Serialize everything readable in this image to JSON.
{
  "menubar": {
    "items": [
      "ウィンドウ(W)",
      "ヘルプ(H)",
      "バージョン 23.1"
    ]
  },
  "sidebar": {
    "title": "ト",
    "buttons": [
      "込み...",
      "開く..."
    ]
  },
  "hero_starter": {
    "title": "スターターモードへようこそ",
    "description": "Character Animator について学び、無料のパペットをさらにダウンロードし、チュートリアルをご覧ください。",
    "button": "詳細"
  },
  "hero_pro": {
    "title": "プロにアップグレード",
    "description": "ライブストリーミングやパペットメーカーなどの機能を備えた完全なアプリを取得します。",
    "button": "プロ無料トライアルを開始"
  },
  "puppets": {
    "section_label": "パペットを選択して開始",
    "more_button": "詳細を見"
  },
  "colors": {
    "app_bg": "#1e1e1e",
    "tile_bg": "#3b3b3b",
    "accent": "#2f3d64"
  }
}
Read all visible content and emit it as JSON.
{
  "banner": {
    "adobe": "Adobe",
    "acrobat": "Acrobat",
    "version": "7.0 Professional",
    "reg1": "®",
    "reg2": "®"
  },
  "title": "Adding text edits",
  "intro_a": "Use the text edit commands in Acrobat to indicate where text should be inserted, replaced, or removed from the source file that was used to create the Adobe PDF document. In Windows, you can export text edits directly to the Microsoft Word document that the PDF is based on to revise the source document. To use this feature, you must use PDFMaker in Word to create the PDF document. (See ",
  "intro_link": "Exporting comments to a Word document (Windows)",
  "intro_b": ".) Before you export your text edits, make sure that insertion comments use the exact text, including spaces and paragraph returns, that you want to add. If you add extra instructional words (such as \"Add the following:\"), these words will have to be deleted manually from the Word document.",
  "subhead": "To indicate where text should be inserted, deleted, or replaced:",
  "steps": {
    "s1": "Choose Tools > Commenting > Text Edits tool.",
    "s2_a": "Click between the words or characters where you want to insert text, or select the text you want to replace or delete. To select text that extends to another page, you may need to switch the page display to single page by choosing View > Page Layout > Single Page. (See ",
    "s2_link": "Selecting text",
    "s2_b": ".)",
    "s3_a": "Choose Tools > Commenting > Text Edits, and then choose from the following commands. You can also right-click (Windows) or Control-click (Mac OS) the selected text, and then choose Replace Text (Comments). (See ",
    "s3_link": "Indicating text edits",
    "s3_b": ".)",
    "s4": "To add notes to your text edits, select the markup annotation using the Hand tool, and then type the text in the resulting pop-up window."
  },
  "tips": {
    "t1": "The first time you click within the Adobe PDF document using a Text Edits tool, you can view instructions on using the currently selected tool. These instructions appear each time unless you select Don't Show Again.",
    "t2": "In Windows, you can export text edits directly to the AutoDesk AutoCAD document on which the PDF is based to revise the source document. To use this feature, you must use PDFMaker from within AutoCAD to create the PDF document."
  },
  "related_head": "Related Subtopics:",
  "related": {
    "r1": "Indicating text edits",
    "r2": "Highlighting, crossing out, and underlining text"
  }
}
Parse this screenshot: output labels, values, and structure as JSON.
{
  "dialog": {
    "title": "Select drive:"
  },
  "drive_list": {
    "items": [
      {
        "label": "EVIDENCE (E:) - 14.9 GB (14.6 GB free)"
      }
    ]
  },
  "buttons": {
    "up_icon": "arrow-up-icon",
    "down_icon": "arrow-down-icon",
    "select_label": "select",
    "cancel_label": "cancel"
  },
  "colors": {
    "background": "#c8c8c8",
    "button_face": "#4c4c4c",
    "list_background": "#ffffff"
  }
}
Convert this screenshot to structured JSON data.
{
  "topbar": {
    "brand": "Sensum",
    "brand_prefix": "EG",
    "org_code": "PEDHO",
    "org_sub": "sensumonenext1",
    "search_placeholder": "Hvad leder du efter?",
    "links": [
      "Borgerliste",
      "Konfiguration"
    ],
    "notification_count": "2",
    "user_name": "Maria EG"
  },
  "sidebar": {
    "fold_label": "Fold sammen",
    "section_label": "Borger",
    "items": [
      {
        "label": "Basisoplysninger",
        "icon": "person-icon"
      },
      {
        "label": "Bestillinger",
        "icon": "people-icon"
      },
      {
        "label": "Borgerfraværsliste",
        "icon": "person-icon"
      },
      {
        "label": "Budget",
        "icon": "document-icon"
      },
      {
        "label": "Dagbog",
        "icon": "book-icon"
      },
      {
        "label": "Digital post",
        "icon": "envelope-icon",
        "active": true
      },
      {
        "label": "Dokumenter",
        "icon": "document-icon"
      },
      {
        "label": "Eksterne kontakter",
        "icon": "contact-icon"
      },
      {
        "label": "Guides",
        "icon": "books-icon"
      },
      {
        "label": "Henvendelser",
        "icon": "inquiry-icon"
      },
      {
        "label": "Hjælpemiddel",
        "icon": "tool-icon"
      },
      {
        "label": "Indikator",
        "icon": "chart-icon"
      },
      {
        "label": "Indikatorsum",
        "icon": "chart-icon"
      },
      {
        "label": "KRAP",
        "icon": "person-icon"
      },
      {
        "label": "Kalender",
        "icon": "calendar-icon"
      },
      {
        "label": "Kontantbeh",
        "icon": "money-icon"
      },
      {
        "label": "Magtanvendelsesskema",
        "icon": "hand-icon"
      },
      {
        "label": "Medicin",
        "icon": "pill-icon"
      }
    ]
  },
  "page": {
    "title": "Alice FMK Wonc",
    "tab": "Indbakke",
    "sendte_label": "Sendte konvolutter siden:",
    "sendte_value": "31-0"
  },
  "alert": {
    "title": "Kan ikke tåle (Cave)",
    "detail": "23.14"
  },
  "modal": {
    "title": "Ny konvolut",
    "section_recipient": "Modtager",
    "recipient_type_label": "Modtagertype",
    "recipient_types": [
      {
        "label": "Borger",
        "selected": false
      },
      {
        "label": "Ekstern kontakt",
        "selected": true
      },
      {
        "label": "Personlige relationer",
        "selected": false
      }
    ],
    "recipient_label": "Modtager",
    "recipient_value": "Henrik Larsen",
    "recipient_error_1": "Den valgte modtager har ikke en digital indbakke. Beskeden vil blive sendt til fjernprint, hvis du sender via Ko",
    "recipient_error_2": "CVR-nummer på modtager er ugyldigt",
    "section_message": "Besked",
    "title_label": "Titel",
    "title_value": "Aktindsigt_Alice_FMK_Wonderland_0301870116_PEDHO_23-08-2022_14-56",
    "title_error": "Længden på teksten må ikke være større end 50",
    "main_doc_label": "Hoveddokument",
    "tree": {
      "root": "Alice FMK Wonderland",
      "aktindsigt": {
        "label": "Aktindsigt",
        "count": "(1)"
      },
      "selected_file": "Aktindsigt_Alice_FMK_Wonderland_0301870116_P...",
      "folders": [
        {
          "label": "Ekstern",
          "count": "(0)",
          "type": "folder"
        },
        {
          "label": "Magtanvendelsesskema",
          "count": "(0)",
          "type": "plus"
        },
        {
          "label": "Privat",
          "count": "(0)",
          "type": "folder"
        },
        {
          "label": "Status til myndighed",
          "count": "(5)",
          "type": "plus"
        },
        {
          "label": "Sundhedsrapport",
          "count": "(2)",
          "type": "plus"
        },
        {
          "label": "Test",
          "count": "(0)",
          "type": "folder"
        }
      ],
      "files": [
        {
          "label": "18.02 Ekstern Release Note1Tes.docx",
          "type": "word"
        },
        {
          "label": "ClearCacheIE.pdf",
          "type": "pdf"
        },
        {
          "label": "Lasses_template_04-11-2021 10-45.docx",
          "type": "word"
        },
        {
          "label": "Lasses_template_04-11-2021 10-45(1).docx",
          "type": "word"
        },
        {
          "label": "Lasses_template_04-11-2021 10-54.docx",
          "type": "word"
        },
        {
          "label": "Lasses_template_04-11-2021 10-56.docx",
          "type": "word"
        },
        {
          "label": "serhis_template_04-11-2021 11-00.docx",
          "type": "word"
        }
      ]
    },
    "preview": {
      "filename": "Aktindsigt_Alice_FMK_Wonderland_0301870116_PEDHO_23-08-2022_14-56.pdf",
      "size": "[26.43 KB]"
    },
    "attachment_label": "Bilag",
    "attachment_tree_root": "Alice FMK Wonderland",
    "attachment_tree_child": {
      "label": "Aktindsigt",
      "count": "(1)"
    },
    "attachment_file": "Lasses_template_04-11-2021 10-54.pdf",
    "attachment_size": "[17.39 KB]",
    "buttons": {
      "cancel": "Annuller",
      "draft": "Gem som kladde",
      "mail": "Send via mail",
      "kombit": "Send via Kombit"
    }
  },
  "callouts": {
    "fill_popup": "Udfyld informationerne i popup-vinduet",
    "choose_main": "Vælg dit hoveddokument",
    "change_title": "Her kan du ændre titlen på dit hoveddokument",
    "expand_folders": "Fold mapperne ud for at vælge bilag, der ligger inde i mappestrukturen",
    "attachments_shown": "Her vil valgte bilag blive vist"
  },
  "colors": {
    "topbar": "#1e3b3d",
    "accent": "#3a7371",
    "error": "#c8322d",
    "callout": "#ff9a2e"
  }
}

■ Work instructions ■
Go through the data above and find the lines with the word "PDFMaker". Copy each of those lines.

■ Worked solution ■
  "intro_a": "Use the text edit commands in Acrobat to indicate where text should be inserted, replaced, or removed from the source file that was used to create the Adobe PDF document. In Windows, you can export text edits directly to the Microsoft Word document that the PDF is based on to revise the source document. To use this feature, you must use PDFMaker in Word to create the PDF document. (See ",
    "t2": "In Windows, you can export text edits directly to the AutoDesk AutoCAD document on which the PDF is based to revise the source document. To use this feature, you must use PDFMaker from within AutoCAD to create the PDF document."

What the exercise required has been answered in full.